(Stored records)
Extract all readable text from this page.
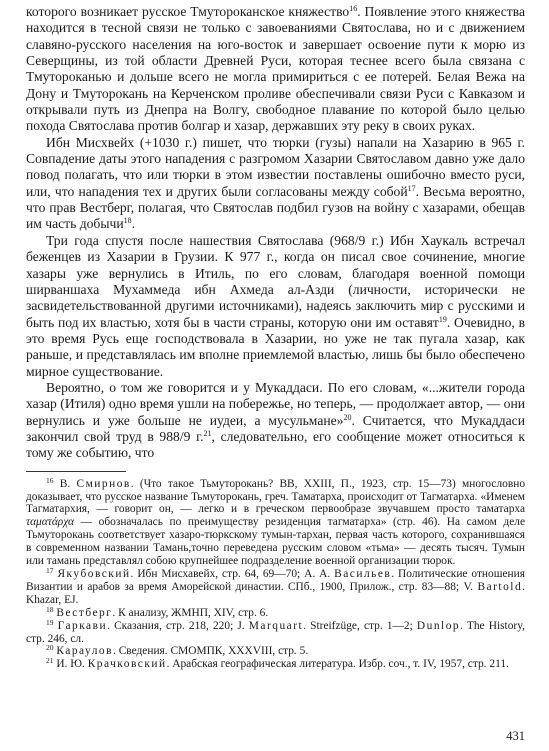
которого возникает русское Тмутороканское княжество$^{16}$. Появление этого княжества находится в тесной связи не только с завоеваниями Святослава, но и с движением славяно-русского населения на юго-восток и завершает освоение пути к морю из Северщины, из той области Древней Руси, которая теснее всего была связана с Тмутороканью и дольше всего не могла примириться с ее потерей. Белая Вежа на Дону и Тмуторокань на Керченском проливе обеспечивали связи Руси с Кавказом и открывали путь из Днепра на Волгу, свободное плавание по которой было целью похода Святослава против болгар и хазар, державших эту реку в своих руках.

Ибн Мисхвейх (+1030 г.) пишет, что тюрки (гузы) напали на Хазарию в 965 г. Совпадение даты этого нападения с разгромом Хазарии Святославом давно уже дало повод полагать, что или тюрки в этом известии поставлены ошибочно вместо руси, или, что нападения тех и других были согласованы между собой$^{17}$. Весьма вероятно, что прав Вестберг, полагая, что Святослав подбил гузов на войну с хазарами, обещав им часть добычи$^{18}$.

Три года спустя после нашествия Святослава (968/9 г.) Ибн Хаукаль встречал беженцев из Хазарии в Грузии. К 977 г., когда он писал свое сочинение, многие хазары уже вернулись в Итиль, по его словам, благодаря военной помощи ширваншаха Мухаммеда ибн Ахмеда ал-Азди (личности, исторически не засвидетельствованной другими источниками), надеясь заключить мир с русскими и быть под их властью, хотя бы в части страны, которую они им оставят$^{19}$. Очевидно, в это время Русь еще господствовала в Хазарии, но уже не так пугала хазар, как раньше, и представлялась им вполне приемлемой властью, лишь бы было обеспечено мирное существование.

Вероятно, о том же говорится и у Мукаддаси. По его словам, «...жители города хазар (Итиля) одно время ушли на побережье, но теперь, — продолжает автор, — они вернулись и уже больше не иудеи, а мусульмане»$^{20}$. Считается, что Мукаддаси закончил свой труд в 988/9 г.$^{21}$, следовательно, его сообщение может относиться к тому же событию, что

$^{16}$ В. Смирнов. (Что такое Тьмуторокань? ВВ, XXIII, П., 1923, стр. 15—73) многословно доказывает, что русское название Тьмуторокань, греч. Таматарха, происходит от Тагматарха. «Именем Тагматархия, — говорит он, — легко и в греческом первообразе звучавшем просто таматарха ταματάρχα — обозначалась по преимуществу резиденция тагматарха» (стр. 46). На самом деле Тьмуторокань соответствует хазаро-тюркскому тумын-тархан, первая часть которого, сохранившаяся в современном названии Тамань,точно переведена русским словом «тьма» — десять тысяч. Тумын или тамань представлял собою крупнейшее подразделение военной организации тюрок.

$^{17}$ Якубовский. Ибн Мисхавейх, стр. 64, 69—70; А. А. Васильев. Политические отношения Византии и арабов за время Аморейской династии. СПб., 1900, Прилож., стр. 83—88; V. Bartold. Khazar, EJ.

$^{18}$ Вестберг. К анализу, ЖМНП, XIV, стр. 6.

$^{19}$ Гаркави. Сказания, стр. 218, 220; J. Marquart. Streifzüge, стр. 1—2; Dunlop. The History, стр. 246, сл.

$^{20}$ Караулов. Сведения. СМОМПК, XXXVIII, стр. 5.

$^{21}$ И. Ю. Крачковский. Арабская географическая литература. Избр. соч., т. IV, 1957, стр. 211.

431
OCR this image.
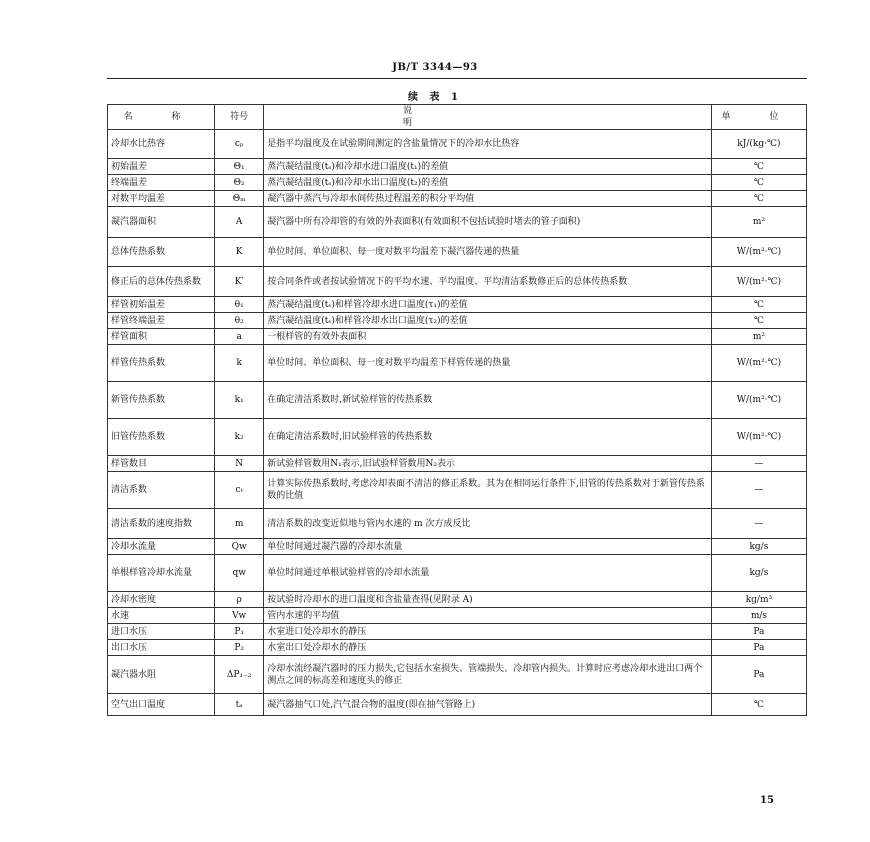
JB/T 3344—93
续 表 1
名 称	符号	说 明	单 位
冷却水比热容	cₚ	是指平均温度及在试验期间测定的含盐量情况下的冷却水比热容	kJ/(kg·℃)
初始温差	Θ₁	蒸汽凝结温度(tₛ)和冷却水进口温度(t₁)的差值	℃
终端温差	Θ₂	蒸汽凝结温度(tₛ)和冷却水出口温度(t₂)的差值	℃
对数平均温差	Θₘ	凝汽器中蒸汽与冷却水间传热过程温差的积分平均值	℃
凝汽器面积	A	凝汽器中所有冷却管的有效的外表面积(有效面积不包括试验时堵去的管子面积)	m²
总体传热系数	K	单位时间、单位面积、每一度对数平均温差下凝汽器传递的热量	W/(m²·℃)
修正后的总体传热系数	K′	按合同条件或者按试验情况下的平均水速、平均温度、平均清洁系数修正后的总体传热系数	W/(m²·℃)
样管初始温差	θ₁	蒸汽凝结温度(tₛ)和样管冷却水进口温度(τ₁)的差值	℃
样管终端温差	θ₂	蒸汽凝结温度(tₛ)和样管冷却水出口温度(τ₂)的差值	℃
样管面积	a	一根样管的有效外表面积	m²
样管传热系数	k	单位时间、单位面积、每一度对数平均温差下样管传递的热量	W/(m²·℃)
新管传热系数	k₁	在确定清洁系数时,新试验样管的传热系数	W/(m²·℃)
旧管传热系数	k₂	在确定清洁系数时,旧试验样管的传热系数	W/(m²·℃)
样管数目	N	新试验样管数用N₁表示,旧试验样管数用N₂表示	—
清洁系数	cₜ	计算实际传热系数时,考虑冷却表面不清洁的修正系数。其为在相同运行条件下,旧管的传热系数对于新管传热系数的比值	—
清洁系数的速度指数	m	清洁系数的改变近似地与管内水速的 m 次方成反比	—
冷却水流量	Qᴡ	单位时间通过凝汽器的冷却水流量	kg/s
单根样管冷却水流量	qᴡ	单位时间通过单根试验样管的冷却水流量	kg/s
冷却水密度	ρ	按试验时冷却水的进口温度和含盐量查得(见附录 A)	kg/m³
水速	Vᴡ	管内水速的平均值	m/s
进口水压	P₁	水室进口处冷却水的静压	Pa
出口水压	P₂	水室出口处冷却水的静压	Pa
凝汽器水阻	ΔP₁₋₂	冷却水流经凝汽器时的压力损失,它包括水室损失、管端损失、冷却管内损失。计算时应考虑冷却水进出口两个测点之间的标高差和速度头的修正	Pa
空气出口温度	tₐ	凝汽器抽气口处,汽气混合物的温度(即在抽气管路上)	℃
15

## [EXERCISE DESCRIPTION]
What is the number of lines in the records that contain the word "Вестберг"? Answer with the number and nothing else.

## [EXERCISE RESPONSE]
2